**Goal of the exercise**:
Reproduce the lines from the one with "Bar: [1526, 334, 1529, 413]" to the one with "Bar: [692, 405, 696, 413]", both included, with nothing changed.

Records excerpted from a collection
|---|

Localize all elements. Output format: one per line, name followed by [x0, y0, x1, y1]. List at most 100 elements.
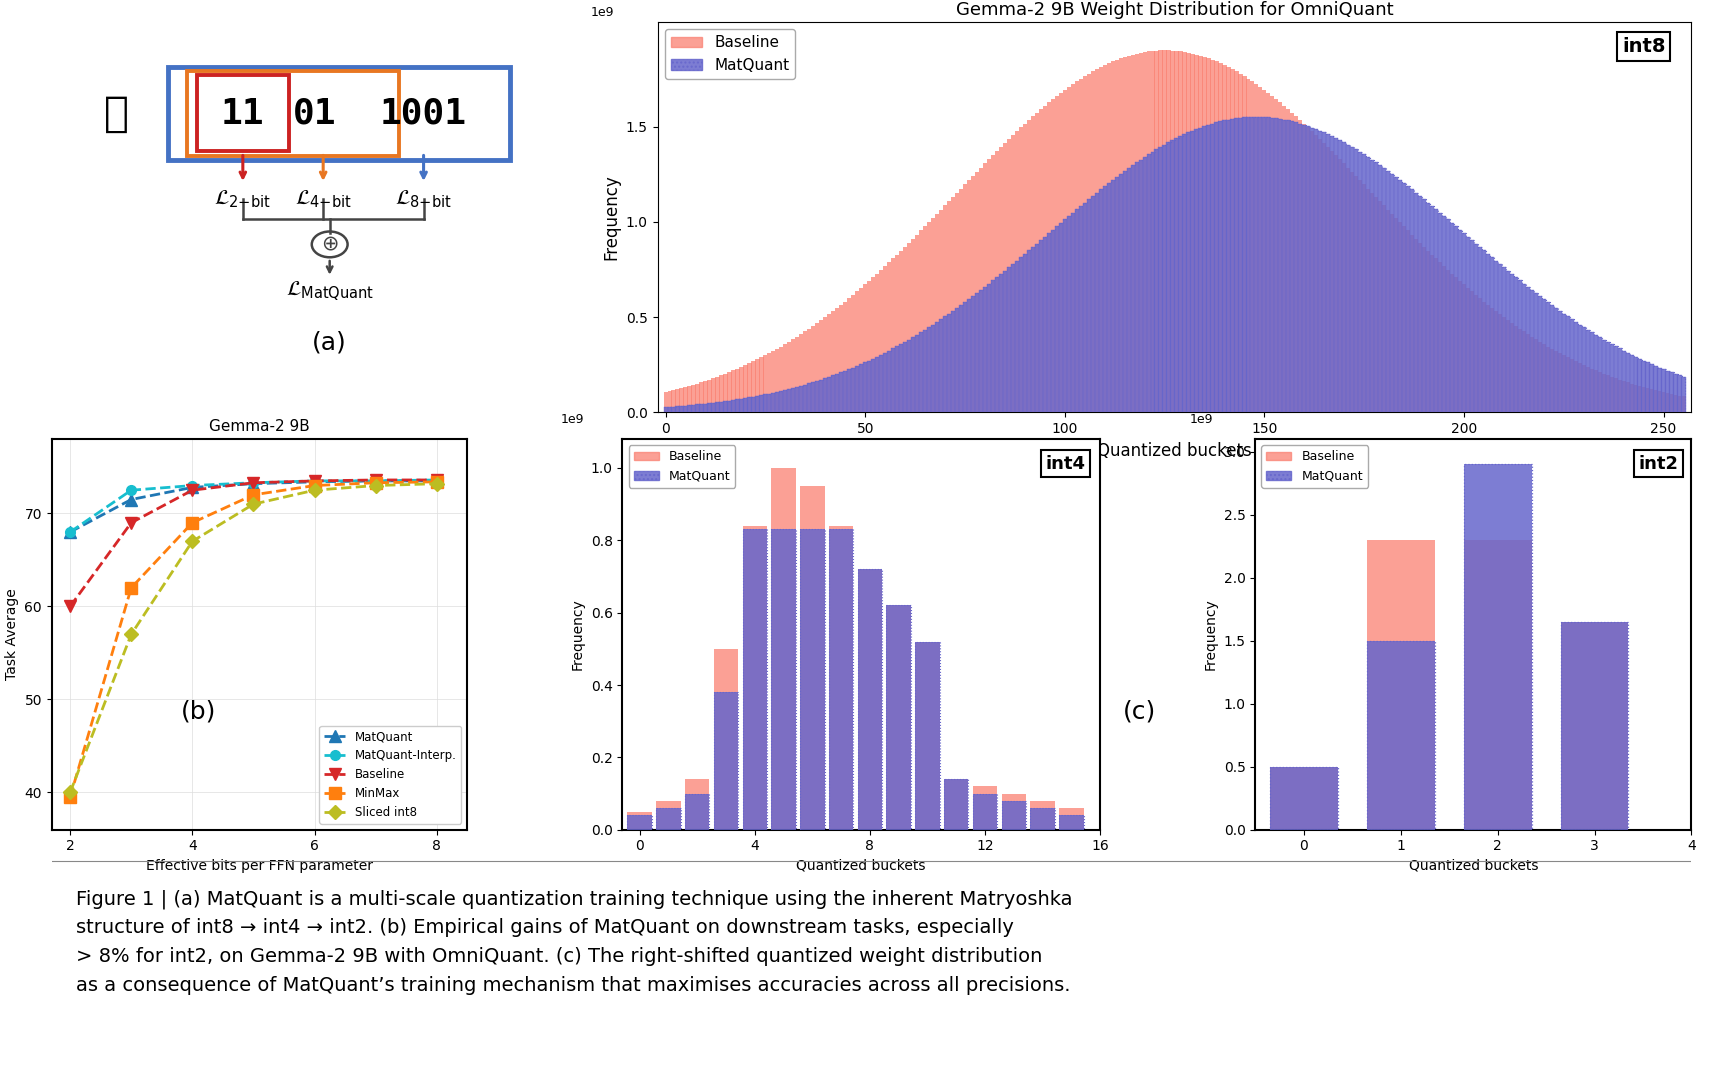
Bar: [1526, 334, 1529, 413]
Bar: [967, 299, 972, 413]
FancyBboxPatch shape: [197, 75, 288, 151]
Bar: [787, 389, 792, 413]
Bar: [1546, 302, 1550, 413]
Bar: [720, 376, 723, 413]
Bar: [1131, 54, 1134, 413]
Bar: [944, 779, 968, 830]
Bar: [1514, 277, 1517, 413]
Bar: [930, 218, 935, 413]
Bar: [1274, 99, 1279, 413]
MinMax: [243, 489, 264, 502]
Bar: [1331, 151, 1334, 413]
Bar: [1118, 59, 1122, 413]
Bar: [951, 197, 954, 413]
Y-axis label: Frequency: Frequency: [602, 174, 620, 260]
Bar: [1067, 216, 1070, 413]
Bar: [1194, 54, 1198, 413]
Bar: [1626, 382, 1629, 413]
Bar: [866, 361, 872, 413]
Bar: [1051, 230, 1055, 413]
Text: int4: int4: [1046, 455, 1086, 472]
Bar: [1011, 135, 1015, 413]
Text: int2: int2: [1638, 455, 1678, 472]
Bar: [1464, 540, 1531, 830]
Bar: [1350, 172, 1355, 413]
Bar: [1067, 87, 1070, 413]
Bar: [960, 189, 963, 413]
Bar: [939, 210, 942, 413]
Bar: [663, 392, 668, 413]
Bar: [1493, 261, 1498, 413]
Bar: [828, 526, 853, 830]
Bar: [1170, 140, 1175, 413]
Bar: [935, 214, 939, 413]
Bar: [1605, 376, 1610, 413]
Bar: [744, 365, 747, 413]
Bar: [999, 147, 1003, 413]
Legend: Baseline, MatQuant: Baseline, MatQuant: [665, 29, 796, 79]
Bar: [1462, 285, 1465, 413]
Bar: [1322, 143, 1326, 413]
Bar: [1158, 147, 1163, 413]
Bar: [1227, 67, 1231, 413]
Text: $\oplus$: $\oplus$: [321, 235, 338, 254]
Title: Gemma-2 9B: Gemma-2 9B: [209, 419, 311, 433]
Bar: [772, 393, 775, 413]
Bar: [1486, 254, 1490, 413]
Bar: [692, 405, 696, 413]
Bar: [1562, 314, 1565, 413]
Bar: [692, 384, 696, 413]
Bar: [1174, 138, 1179, 413]
Bar: [1674, 395, 1678, 413]
Bar: [1258, 117, 1262, 413]
Bar: [875, 274, 879, 413]
Bar: [1046, 233, 1051, 413]
Y-axis label: Frequency: Frequency: [571, 598, 585, 670]
Bar: [696, 404, 699, 413]
Bar: [704, 381, 708, 413]
Bar: [1550, 349, 1553, 413]
MatQuant-Interp.: [60, 526, 81, 539]
Text: int8: int8: [1622, 37, 1666, 56]
Bar: [854, 366, 860, 413]
Bar: [1578, 325, 1581, 413]
Bar: [854, 291, 860, 413]
Bar: [1419, 242, 1422, 413]
Bar: [1103, 65, 1106, 413]
Bar: [963, 302, 967, 413]
Bar: [1569, 359, 1574, 413]
Bar: [1510, 323, 1514, 413]
Bar: [1522, 331, 1526, 413]
Bar: [1227, 119, 1231, 413]
Bar: [627, 811, 652, 830]
Bar: [1414, 192, 1419, 413]
Bar: [675, 406, 680, 413]
MatQuant: [121, 493, 142, 506]
Bar: [1191, 53, 1194, 413]
Bar: [1560, 622, 1628, 830]
Bar: [1001, 794, 1025, 830]
Bar: [1070, 213, 1075, 413]
Bar: [1483, 302, 1486, 413]
Bar: [915, 334, 920, 413]
Bar: [1550, 305, 1553, 413]
Bar: [1486, 305, 1490, 413]
Bar: [1538, 296, 1541, 413]
MatQuant: [366, 475, 387, 488]
Bar: [772, 468, 796, 830]
Bar: [1560, 622, 1628, 830]
Bar: [832, 376, 835, 413]
Bar: [1538, 342, 1541, 413]
Bar: [906, 242, 911, 413]
Bar: [1510, 274, 1514, 413]
Bar: [903, 342, 908, 413]
Bar: [1051, 99, 1055, 413]
Baseline: [121, 516, 142, 529]
Bar: [1614, 378, 1617, 413]
Bar: [1562, 355, 1565, 413]
MinMax: [304, 479, 324, 492]
Bar: [1678, 376, 1681, 413]
Bar: [1374, 197, 1379, 413]
Bar: [823, 378, 827, 413]
Bar: [979, 290, 984, 413]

|---|

**Answer to the task**:
Bar: [1526, 334, 1529, 413]
Bar: [967, 299, 972, 413]
FancyBboxPatch shape: [197, 75, 288, 151]
Bar: [787, 389, 792, 413]
Bar: [1546, 302, 1550, 413]
Bar: [720, 376, 723, 413]
Bar: [1131, 54, 1134, 413]
Bar: [944, 779, 968, 830]
Bar: [1514, 277, 1517, 413]
Bar: [930, 218, 935, 413]
Bar: [1274, 99, 1279, 413]
MinMax: [243, 489, 264, 502]
Bar: [1331, 151, 1334, 413]
Bar: [1118, 59, 1122, 413]
Bar: [951, 197, 954, 413]
Y-axis label: Frequency: Frequency: [602, 174, 620, 260]
Bar: [1067, 216, 1070, 413]
Bar: [1194, 54, 1198, 413]
Bar: [1626, 382, 1629, 413]
Bar: [866, 361, 872, 413]
Bar: [1051, 230, 1055, 413]
Text: int4: int4: [1046, 455, 1086, 472]
Bar: [1011, 135, 1015, 413]
Text: int2: int2: [1638, 455, 1678, 472]
Bar: [1464, 540, 1531, 830]
Bar: [1350, 172, 1355, 413]
Bar: [1067, 87, 1070, 413]
Bar: [960, 189, 963, 413]
Bar: [939, 210, 942, 413]
Bar: [663, 392, 668, 413]
Bar: [1493, 261, 1498, 413]
Bar: [828, 526, 853, 830]
Bar: [1170, 140, 1175, 413]
Bar: [935, 214, 939, 413]
Bar: [1605, 376, 1610, 413]
Bar: [744, 365, 747, 413]
Bar: [999, 147, 1003, 413]
Legend: Baseline, MatQuant: Baseline, MatQuant: [665, 29, 796, 79]
Bar: [1462, 285, 1465, 413]
Bar: [1322, 143, 1326, 413]
Bar: [1158, 147, 1163, 413]
Bar: [1227, 67, 1231, 413]
Text: $\oplus$: $\oplus$: [321, 235, 338, 254]
Title: Gemma-2 9B: Gemma-2 9B: [209, 419, 311, 433]
Bar: [772, 393, 775, 413]
Bar: [1486, 254, 1490, 413]
Bar: [692, 405, 696, 413]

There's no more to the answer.